[Directions]: Take the records underneath and set them down exactly.

## Begin Exercise input

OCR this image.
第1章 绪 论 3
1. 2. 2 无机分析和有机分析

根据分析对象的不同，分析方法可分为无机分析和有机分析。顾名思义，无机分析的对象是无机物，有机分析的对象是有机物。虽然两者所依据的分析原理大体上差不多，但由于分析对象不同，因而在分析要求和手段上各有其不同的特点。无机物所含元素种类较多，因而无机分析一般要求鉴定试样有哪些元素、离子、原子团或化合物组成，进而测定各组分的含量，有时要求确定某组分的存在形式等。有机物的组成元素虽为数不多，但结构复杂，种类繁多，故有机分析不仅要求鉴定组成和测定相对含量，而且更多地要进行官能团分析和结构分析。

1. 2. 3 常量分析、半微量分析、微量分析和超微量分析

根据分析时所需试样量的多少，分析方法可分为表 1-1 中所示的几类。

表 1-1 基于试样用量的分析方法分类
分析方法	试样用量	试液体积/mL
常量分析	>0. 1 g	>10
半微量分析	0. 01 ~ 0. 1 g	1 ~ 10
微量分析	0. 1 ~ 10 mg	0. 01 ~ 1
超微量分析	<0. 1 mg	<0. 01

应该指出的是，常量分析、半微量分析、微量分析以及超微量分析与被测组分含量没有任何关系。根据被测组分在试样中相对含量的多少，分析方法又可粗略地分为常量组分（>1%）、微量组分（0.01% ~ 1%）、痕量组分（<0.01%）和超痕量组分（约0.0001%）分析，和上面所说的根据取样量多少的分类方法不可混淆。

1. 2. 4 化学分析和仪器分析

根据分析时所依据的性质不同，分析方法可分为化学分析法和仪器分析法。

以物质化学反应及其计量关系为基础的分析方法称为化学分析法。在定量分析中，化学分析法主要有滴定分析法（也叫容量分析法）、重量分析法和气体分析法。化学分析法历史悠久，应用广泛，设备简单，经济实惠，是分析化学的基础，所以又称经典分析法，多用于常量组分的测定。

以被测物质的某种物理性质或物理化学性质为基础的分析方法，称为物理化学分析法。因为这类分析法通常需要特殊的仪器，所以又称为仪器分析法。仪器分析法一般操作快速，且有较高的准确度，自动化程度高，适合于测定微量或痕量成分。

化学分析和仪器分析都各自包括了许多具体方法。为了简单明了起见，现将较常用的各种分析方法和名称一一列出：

## End Exercise input

[Result of this task]:
OCR this image.
第1章 绪 论 3
1. 2. 2 无机分析和有机分析

根据分析对象的不同，分析方法可分为无机分析和有机分析。顾名思义，无机分析的对象是无机物，有机分析的对象是有机物。虽然两者所依据的分析原理大体上差不多，但由于分析对象不同，因而在分析要求和手段上各有其不同的特点。无机物所含元素种类较多，因而无机分析一般要求鉴定试样有哪些元素、离子、原子团或化合物组成，进而测定各组分的含量，有时要求确定某组分的存在形式等。有机物的组成元素虽为数不多，但结构复杂，种类繁多，故有机分析不仅要求鉴定组成和测定相对含量，而且更多地要进行官能团分析和结构分析。

1. 2. 3 常量分析、半微量分析、微量分析和超微量分析

根据分析时所需试样量的多少，分析方法可分为表 1-1 中所示的几类。

表 1-1 基于试样用量的分析方法分类
分析方法	试样用量	试液体积/mL
常量分析	>0. 1 g	>10
半微量分析	0. 01 ~ 0. 1 g	1 ~ 10
微量分析	0. 1 ~ 10 mg	0. 01 ~ 1
超微量分析	<0. 1 mg	<0. 01

应该指出的是，常量分析、半微量分析、微量分析以及超微量分析与被测组分含量没有任何关系。根据被测组分在试样中相对含量的多少，分析方法又可粗略地分为常量组分（>1%）、微量组分（0.01% ~ 1%）、痕量组分（<0.01%）和超痕量组分（约0.0001%）分析，和上面所说的根据取样量多少的分类方法不可混淆。

1. 2. 4 化学分析和仪器分析

根据分析时所依据的性质不同，分析方法可分为化学分析法和仪器分析法。

以物质化学反应及其计量关系为基础的分析方法称为化学分析法。在定量分析中，化学分析法主要有滴定分析法（也叫容量分析法）、重量分析法和气体分析法。化学分析法历史悠久，应用广泛，设备简单，经济实惠，是分析化学的基础，所以又称经典分析法，多用于常量组分的测定。

以被测物质的某种物理性质或物理化学性质为基础的分析方法，称为物理化学分析法。因为这类分析法通常需要特殊的仪器，所以又称为仪器分析法。仪器分析法一般操作快速，且有较高的准确度，自动化程度高，适合于测定微量或痕量成分。

化学分析和仪器分析都各自包括了许多具体方法。为了简单明了起见，现将较常用的各种分析方法和名称一一列出：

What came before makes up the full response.